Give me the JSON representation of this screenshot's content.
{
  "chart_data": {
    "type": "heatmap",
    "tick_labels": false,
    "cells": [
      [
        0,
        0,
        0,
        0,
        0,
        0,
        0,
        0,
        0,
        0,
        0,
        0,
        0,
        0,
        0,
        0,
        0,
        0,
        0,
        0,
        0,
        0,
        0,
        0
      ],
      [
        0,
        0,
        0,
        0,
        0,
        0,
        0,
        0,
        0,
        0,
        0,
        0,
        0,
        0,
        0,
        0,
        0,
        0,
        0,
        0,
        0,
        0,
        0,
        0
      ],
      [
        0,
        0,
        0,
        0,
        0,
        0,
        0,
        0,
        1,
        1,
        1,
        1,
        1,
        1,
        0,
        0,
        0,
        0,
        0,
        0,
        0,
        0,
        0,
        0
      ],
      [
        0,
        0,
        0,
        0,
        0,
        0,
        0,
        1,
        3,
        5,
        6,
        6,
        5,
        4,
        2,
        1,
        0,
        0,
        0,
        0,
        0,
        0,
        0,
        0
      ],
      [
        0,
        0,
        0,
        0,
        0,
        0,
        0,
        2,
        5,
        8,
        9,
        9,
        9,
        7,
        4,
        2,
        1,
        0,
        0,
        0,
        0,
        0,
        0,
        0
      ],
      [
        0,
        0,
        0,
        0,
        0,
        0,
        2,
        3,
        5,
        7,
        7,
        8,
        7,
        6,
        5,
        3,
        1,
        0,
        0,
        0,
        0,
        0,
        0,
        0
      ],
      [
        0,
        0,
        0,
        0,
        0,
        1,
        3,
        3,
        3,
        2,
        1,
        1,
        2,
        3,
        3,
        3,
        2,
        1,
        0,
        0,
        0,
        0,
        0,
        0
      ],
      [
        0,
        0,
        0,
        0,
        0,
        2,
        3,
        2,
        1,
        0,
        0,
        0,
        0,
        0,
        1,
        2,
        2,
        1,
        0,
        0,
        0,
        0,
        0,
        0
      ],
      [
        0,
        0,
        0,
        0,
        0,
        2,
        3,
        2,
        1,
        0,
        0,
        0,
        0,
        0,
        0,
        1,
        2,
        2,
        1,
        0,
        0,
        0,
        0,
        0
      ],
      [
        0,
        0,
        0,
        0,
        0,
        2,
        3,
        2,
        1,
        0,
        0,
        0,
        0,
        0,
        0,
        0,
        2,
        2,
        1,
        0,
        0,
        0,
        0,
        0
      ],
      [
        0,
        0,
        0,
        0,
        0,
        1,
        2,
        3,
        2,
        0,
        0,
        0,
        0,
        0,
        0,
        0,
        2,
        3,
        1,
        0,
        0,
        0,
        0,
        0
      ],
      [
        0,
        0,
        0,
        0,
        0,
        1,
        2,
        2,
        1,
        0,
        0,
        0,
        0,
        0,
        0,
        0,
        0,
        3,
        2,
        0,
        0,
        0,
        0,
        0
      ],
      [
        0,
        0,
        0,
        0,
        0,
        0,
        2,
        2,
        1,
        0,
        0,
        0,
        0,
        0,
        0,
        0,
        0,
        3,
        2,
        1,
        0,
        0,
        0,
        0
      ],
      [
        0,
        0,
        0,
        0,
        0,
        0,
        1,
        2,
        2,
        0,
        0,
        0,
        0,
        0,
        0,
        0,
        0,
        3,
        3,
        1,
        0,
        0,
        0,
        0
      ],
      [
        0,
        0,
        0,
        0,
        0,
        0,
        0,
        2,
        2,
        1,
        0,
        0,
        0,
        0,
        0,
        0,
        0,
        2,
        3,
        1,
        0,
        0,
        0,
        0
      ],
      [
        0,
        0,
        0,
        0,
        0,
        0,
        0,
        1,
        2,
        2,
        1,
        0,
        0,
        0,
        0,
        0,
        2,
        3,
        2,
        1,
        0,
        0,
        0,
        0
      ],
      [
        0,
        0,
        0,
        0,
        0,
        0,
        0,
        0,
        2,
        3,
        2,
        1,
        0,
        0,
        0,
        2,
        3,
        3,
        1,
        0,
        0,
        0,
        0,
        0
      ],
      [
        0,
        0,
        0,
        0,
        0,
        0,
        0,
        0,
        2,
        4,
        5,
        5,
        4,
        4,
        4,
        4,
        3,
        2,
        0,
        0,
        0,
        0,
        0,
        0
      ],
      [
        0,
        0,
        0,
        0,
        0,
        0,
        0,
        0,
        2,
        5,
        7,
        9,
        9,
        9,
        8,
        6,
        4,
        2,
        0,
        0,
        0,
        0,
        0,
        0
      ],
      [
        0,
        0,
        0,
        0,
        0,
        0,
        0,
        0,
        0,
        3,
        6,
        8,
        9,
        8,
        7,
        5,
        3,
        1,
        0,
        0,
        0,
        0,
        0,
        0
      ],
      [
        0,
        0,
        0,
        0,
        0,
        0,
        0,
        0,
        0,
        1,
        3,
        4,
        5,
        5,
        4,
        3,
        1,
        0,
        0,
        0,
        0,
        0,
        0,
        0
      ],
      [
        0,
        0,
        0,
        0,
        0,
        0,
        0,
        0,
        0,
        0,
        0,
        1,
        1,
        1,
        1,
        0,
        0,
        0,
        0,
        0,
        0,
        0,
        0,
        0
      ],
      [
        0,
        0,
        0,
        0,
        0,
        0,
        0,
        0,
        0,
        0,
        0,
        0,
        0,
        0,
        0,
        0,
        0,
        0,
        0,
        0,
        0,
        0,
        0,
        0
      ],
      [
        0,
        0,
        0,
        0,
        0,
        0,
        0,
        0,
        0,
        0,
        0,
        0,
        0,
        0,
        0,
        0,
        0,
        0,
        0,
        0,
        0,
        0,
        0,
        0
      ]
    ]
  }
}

Task directions = Produce an exact copy of every entry above.

The answer =
Give me the JSON representation of this screenshot's content.
{
  "chart_data": {
    "type": "heatmap",
    "tick_labels": false,
    "cells": [
      [
        0,
        0,
        0,
        0,
        0,
        0,
        0,
        0,
        0,
        0,
        0,
        0,
        0,
        0,
        0,
        0,
        0,
        0,
        0,
        0,
        0,
        0,
        0,
        0
      ],
      [
        0,
        0,
        0,
        0,
        0,
        0,
        0,
        0,
        0,
        0,
        0,
        0,
        0,
        0,
        0,
        0,
        0,
        0,
        0,
        0,
        0,
        0,
        0,
        0
      ],
      [
        0,
        0,
        0,
        0,
        0,
        0,
        0,
        0,
        1,
        1,
        1,
        1,
        1,
        1,
        0,
        0,
        0,
        0,
        0,
        0,
        0,
        0,
        0,
        0
      ],
      [
        0,
        0,
        0,
        0,
        0,
        0,
        0,
        1,
        3,
        5,
        6,
        6,
        5,
        4,
        2,
        1,
        0,
        0,
        0,
        0,
        0,
        0,
        0,
        0
      ],
      [
        0,
        0,
        0,
        0,
        0,
        0,
        0,
        2,
        5,
        8,
        9,
        9,
        9,
        7,
        4,
        2,
        1,
        0,
        0,
        0,
        0,
        0,
        0,
        0
      ],
      [
        0,
        0,
        0,
        0,
        0,
        0,
        2,
        3,
        5,
        7,
        7,
        8,
        7,
        6,
        5,
        3,
        1,
        0,
        0,
        0,
        0,
        0,
        0,
        0
      ],
      [
        0,
        0,
        0,
        0,
        0,
        1,
        3,
        3,
        3,
        2,
        1,
        1,
        2,
        3,
        3,
        3,
        2,
        1,
        0,
        0,
        0,
        0,
        0,
        0
      ],
      [
        0,
        0,
        0,
        0,
        0,
        2,
        3,
        2,
        1,
        0,
        0,
        0,
        0,
        0,
        1,
        2,
        2,
        1,
        0,
        0,
        0,
        0,
        0,
        0
      ],
      [
        0,
        0,
        0,
        0,
        0,
        2,
        3,
        2,
        1,
        0,
        0,
        0,
        0,
        0,
        0,
        1,
        2,
        2,
        1,
        0,
        0,
        0,
        0,
        0
      ],
      [
        0,
        0,
        0,
        0,
        0,
        2,
        3,
        2,
        1,
        0,
        0,
        0,
        0,
        0,
        0,
        0,
        2,
        2,
        1,
        0,
        0,
        0,
        0,
        0
      ],
      [
        0,
        0,
        0,
        0,
        0,
        1,
        2,
        3,
        2,
        0,
        0,
        0,
        0,
        0,
        0,
        0,
        2,
        3,
        1,
        0,
        0,
        0,
        0,
        0
      ],
      [
        0,
        0,
        0,
        0,
        0,
        1,
        2,
        2,
        1,
        0,
        0,
        0,
        0,
        0,
        0,
        0,
        0,
        3,
        2,
        0,
        0,
        0,
        0,
        0
      ],
      [
        0,
        0,
        0,
        0,
        0,
        0,
        2,
        2,
        1,
        0,
        0,
        0,
        0,
        0,
        0,
        0,
        0,
        3,
        2,
        1,
        0,
        0,
        0,
        0
      ],
      [
        0,
        0,
        0,
        0,
        0,
        0,
        1,
        2,
        2,
        0,
        0,
        0,
        0,
        0,
        0,
        0,
        0,
        3,
        3,
        1,
        0,
        0,
        0,
        0
      ],
      [
        0,
        0,
        0,
        0,
        0,
        0,
        0,
        2,
        2,
        1,
        0,
        0,
        0,
        0,
        0,
        0,
        0,
        2,
        3,
        1,
        0,
        0,
        0,
        0
      ],
      [
        0,
        0,
        0,
        0,
        0,
        0,
        0,
        1,
        2,
        2,
        1,
        0,
        0,
        0,
        0,
        0,
        2,
        3,
        2,
        1,
        0,
        0,
        0,
        0
      ],
      [
        0,
        0,
        0,
        0,
        0,
        0,
        0,
        0,
        2,
        3,
        2,
        1,
        0,
        0,
        0,
        2,
        3,
        3,
        1,
        0,
        0,
        0,
        0,
        0
      ],
      [
        0,
        0,
        0,
        0,
        0,
        0,
        0,
        0,
        2,
        4,
        5,
        5,
        4,
        4,
        4,
        4,
        3,
        2,
        0,
        0,
        0,
        0,
        0,
        0
      ],
      [
        0,
        0,
        0,
        0,
        0,
        0,
        0,
        0,
        2,
        5,
        7,
        9,
        9,
        9,
        8,
        6,
        4,
        2,
        0,
        0,
        0,
        0,
        0,
        0
      ],
      [
        0,
        0,
        0,
        0,
        0,
        0,
        0,
        0,
        0,
        3,
        6,
        8,
        9,
        8,
        7,
        5,
        3,
        1,
        0,
        0,
        0,
        0,
        0,
        0
      ],
      [
        0,
        0,
        0,
        0,
        0,
        0,
        0,
        0,
        0,
        1,
        3,
        4,
        5,
        5,
        4,
        3,
        1,
        0,
        0,
        0,
        0,
        0,
        0,
        0
      ],
      [
        0,
        0,
        0,
        0,
        0,
        0,
        0,
        0,
        0,
        0,
        0,
        1,
        1,
        1,
        1,
        0,
        0,
        0,
        0,
        0,
        0,
        0,
        0,
        0
      ],
      [
        0,
        0,
        0,
        0,
        0,
        0,
        0,
        0,
        0,
        0,
        0,
        0,
        0,
        0,
        0,
        0,
        0,
        0,
        0,
        0,
        0,
        0,
        0,
        0
      ],
      [
        0,
        0,
        0,
        0,
        0,
        0,
        0,
        0,
        0,
        0,
        0,
        0,
        0,
        0,
        0,
        0,
        0,
        0,
        0,
        0,
        0,
        0,
        0,
        0
      ]
    ]
  }
}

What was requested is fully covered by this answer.